What is needed – Search the material for "frac" and show all lines that contain it.

[A run of records]
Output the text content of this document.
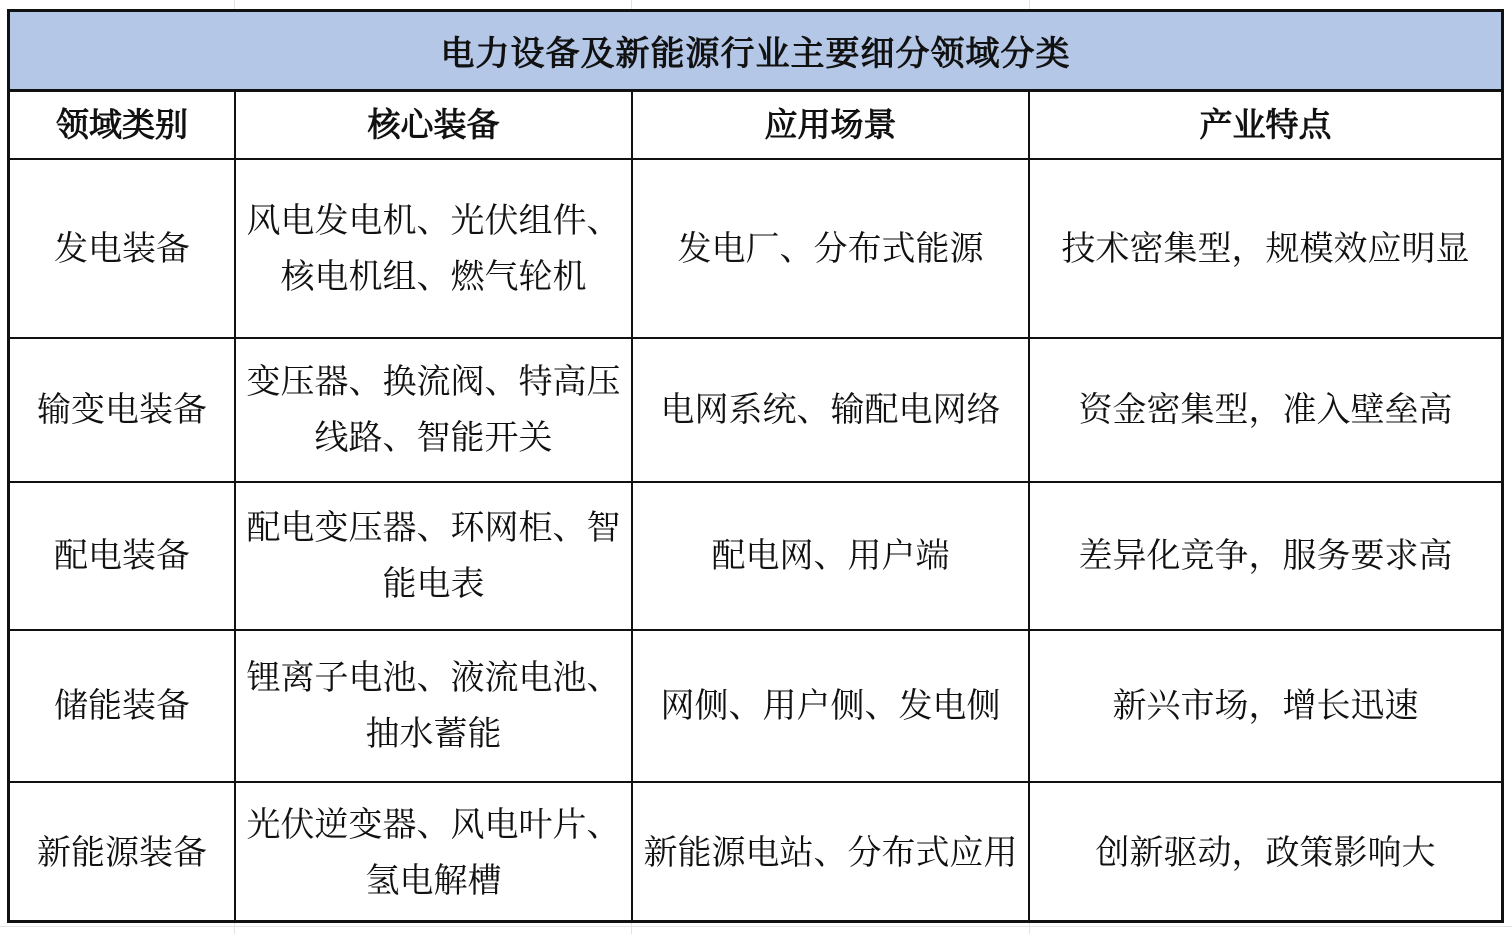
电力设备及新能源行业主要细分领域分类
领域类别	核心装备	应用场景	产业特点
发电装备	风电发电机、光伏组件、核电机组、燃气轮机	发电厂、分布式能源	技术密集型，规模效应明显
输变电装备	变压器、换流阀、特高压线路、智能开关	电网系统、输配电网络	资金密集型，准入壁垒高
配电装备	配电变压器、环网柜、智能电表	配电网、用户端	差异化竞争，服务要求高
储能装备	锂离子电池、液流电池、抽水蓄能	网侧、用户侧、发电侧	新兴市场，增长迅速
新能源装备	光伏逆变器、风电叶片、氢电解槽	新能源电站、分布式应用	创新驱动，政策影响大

--

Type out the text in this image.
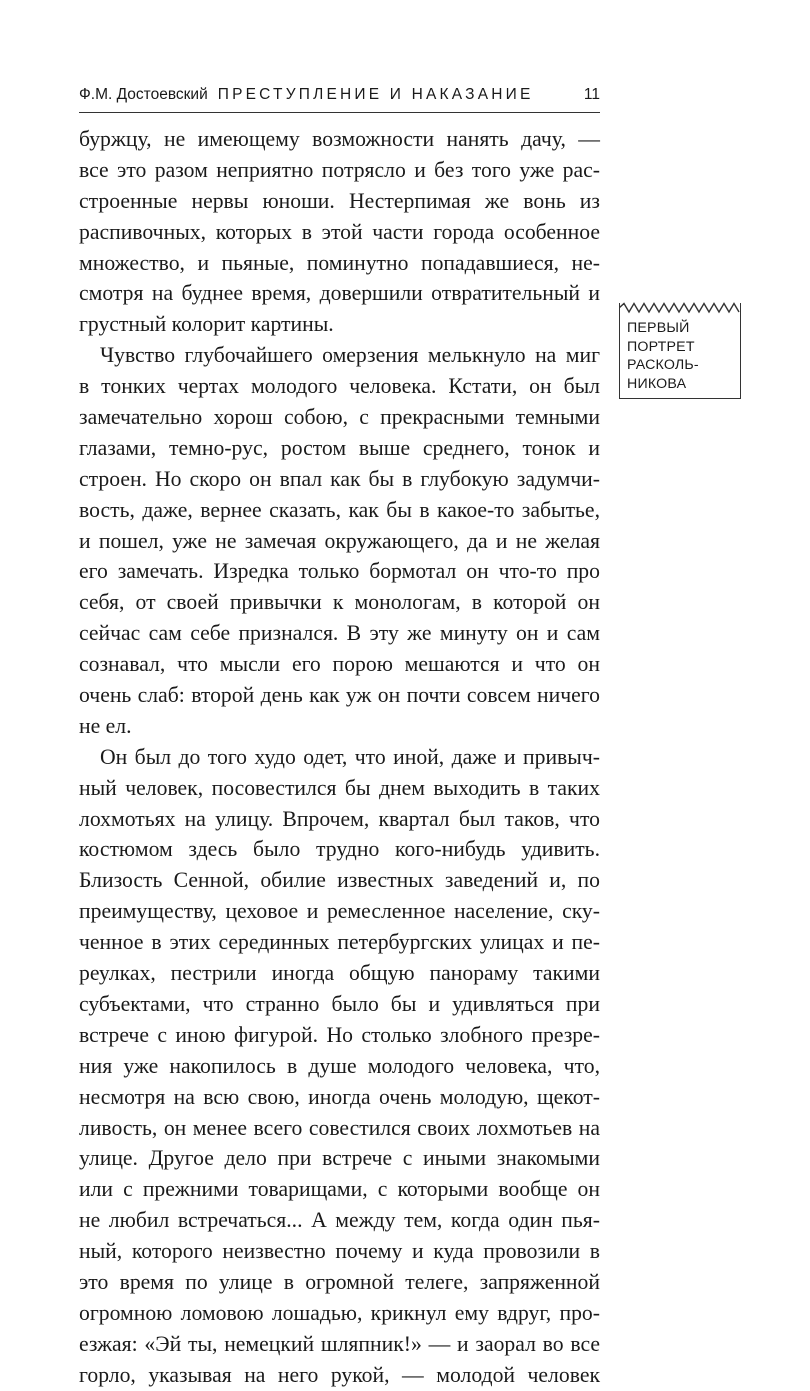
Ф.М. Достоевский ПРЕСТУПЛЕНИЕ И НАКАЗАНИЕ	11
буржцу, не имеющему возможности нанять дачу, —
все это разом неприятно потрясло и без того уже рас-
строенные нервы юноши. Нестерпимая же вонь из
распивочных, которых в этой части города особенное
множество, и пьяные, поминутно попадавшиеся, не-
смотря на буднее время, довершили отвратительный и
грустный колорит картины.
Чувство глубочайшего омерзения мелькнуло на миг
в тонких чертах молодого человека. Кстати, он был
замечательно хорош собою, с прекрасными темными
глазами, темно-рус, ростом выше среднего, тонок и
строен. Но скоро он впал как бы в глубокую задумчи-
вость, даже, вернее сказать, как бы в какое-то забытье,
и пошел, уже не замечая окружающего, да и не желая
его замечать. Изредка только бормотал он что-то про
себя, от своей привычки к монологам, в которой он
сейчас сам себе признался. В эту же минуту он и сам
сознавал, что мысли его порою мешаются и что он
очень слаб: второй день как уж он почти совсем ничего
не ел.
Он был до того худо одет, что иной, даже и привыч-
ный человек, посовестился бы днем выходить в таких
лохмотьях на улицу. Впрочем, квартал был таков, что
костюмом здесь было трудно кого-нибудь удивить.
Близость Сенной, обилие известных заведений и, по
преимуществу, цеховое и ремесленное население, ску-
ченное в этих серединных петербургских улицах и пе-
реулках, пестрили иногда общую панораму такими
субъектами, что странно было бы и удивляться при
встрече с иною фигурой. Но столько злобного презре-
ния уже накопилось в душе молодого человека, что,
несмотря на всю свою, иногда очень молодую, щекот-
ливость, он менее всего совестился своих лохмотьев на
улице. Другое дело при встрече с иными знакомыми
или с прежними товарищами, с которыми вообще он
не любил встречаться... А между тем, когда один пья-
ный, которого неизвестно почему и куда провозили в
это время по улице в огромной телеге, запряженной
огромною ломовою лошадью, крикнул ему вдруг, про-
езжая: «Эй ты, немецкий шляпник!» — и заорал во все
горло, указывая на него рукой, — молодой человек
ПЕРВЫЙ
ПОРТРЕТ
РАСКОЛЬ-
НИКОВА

---

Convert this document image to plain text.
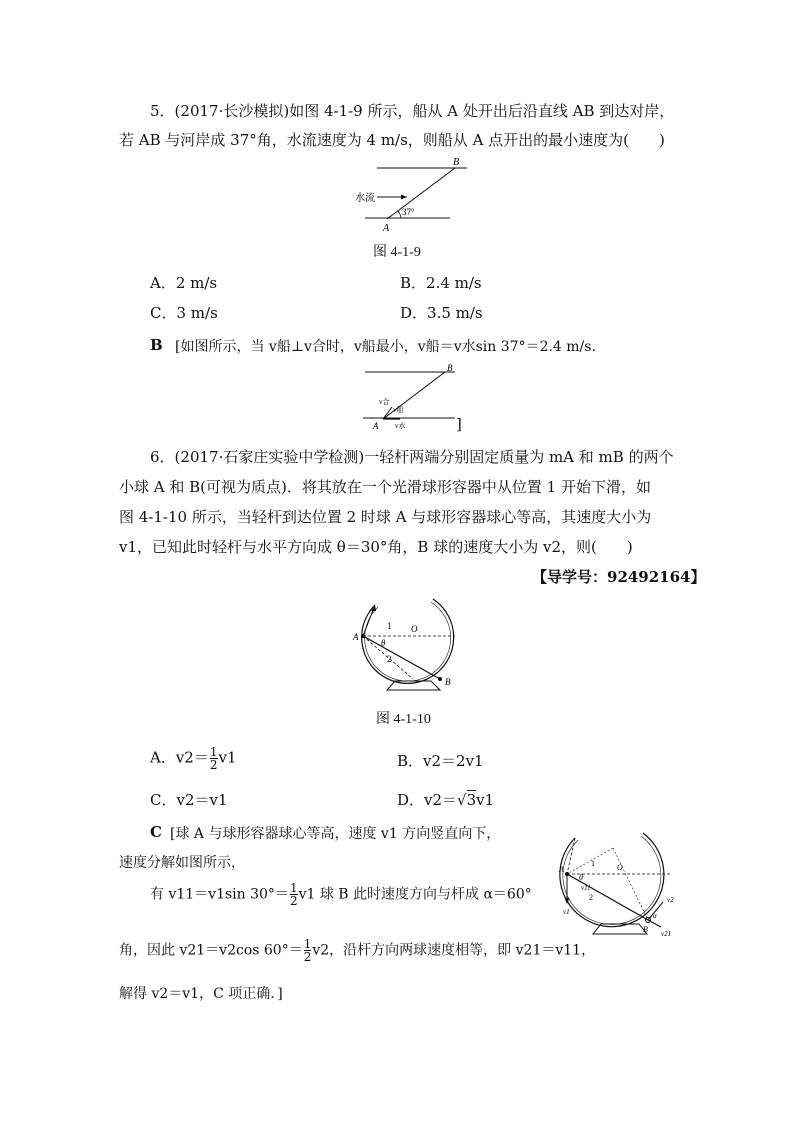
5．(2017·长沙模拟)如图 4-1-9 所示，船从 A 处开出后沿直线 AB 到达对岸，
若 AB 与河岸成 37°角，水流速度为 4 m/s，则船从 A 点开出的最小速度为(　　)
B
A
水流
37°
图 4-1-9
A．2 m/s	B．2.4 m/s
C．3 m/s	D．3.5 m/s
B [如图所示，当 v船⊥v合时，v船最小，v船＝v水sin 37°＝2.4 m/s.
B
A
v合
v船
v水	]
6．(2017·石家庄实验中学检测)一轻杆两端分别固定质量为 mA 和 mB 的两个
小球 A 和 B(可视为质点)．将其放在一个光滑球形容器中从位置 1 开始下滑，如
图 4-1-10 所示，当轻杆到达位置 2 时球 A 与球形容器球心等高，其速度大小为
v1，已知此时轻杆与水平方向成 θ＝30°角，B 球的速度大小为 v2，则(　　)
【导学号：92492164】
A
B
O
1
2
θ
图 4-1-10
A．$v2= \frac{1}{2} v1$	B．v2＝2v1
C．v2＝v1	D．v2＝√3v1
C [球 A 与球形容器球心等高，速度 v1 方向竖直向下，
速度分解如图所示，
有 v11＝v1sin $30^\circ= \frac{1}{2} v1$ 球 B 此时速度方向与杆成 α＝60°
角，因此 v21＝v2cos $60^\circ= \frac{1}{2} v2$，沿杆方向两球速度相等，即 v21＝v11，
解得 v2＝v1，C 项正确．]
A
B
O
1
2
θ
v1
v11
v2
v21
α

Correct output –
A．$v2= \frac{1}{2} v1$	B．v2＝2v1
有 v11＝v1sin $30^\circ= \frac{1}{2} v1$ 球 B 此时速度方向与杆成 α＝60°
角，因此 v21＝v2cos $60^\circ= \frac{1}{2} v2$，沿杆方向两球速度相等，即 v21＝v11，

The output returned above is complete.